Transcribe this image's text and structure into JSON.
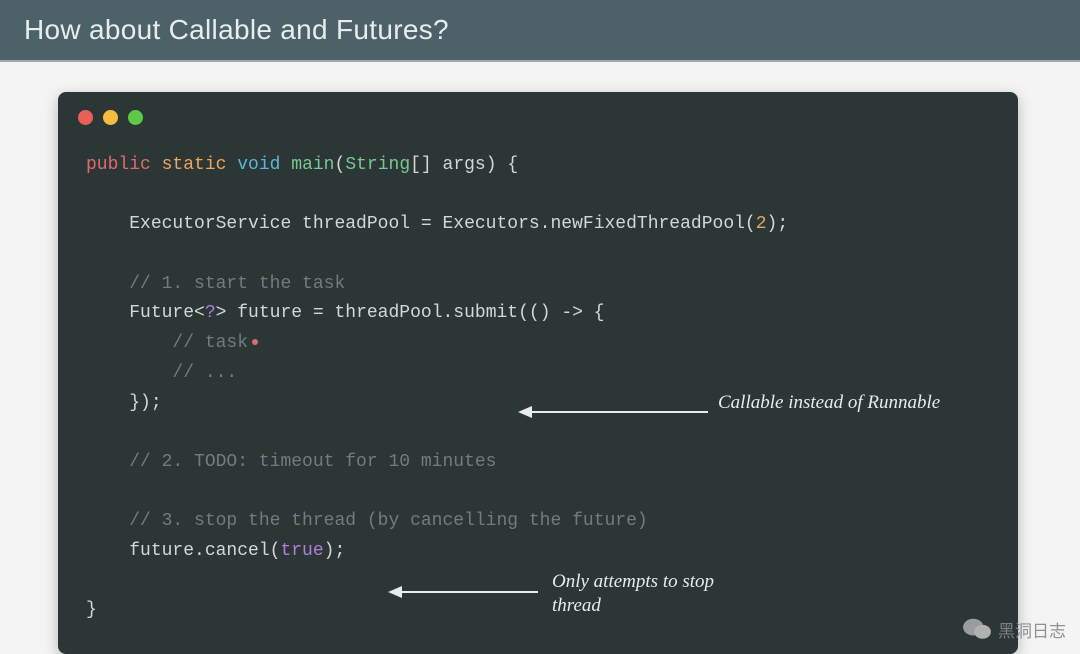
{
  "header": {
    "title": "How about Callable and Futures?"
  },
  "code": {
    "kw_public": "public",
    "kw_static": "static",
    "kw_void": "void",
    "fn_main": "main",
    "type_string": "String",
    "args": "[] args) {",
    "exec_line_a": "ExecutorService threadPool = Executors.newFixedThreadPool(",
    "exec_pool_size": "2",
    "exec_line_b": ");",
    "comment_start": "// 1. start the task",
    "future_decl_a": "Future<",
    "future_generic": "?",
    "future_decl_b": "> future = threadPool.submit(() -> {",
    "comment_task": "// task",
    "comment_dots": "// ...",
    "close_lambda": "});",
    "comment_todo": "// 2. TODO: timeout for 10 minutes",
    "comment_stop": "// 3. stop the thread (by cancelling the future)",
    "cancel_a": "future.cancel(",
    "cancel_bool": "true",
    "cancel_b": ");",
    "close_brace": "}"
  },
  "annotations": {
    "callable": "Callable instead of Runnable",
    "stop1": "Only attempts to stop",
    "stop2": "thread"
  },
  "watermark": {
    "text": "黑洞日志"
  }
}
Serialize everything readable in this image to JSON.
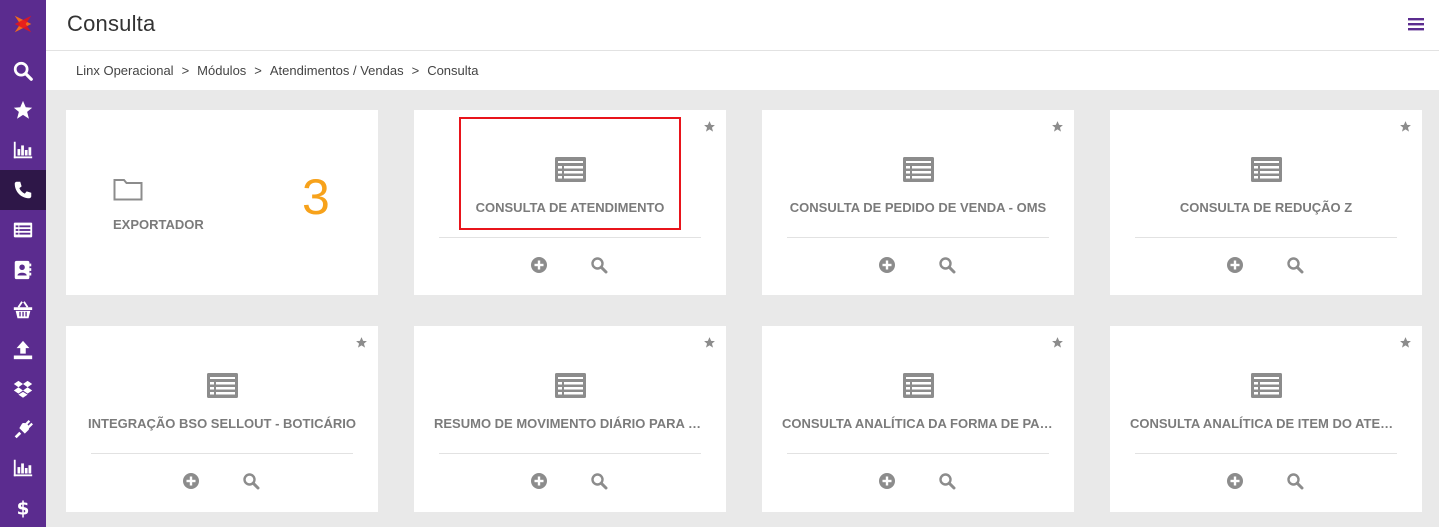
{
  "header": {
    "title": "Consulta"
  },
  "breadcrumb": [
    "Linx Operacional",
    "Módulos",
    "Atendimentos / Vendas",
    "Consulta"
  ],
  "breadcrumb_separator": ">",
  "sidebar": {
    "items": [
      {
        "icon": "logo-icon"
      },
      {
        "icon": "search-icon"
      },
      {
        "icon": "star-icon"
      },
      {
        "icon": "bar-chart-icon"
      },
      {
        "icon": "phone-icon",
        "active": true
      },
      {
        "icon": "list-icon"
      },
      {
        "icon": "contacts-icon"
      },
      {
        "icon": "basket-icon"
      },
      {
        "icon": "upload-icon"
      },
      {
        "icon": "dropbox-icon"
      },
      {
        "icon": "plug-icon"
      },
      {
        "icon": "bar-chart-icon"
      },
      {
        "icon": "dollar-icon"
      }
    ]
  },
  "exporter": {
    "label": "EXPORTADOR",
    "count": "3"
  },
  "cards": [
    {
      "title": "CONSULTA DE ATENDIMENTO",
      "highlighted": true
    },
    {
      "title": "CONSULTA DE PEDIDO DE VENDA - OMS"
    },
    {
      "title": "CONSULTA DE REDUÇÃO Z"
    },
    {
      "title": "INTEGRAÇÃO BSO SELLOUT - BOTICÁRIO"
    },
    {
      "title": "RESUMO DE MOVIMENTO DIÁRIO PARA SAT/..."
    },
    {
      "title": "CONSULTA ANALÍTICA DA FORMA DE PAGAM..."
    },
    {
      "title": "CONSULTA ANALÍTICA DE ITEM DO ATENDIME..."
    }
  ],
  "colors": {
    "sidebar": "#5b2c8f",
    "sidebar_active": "#2e1748",
    "accent_count": "#f7a21b",
    "highlight": "#e8141b",
    "icon_gray": "#8c8c8c"
  }
}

WHAT IS BEING ASKED :: From the material above, gather all lines that include the string "text" and copy them.

REPLY ::
Transcribe this image's text and structure into JSON.
    "text": "黑洞日志"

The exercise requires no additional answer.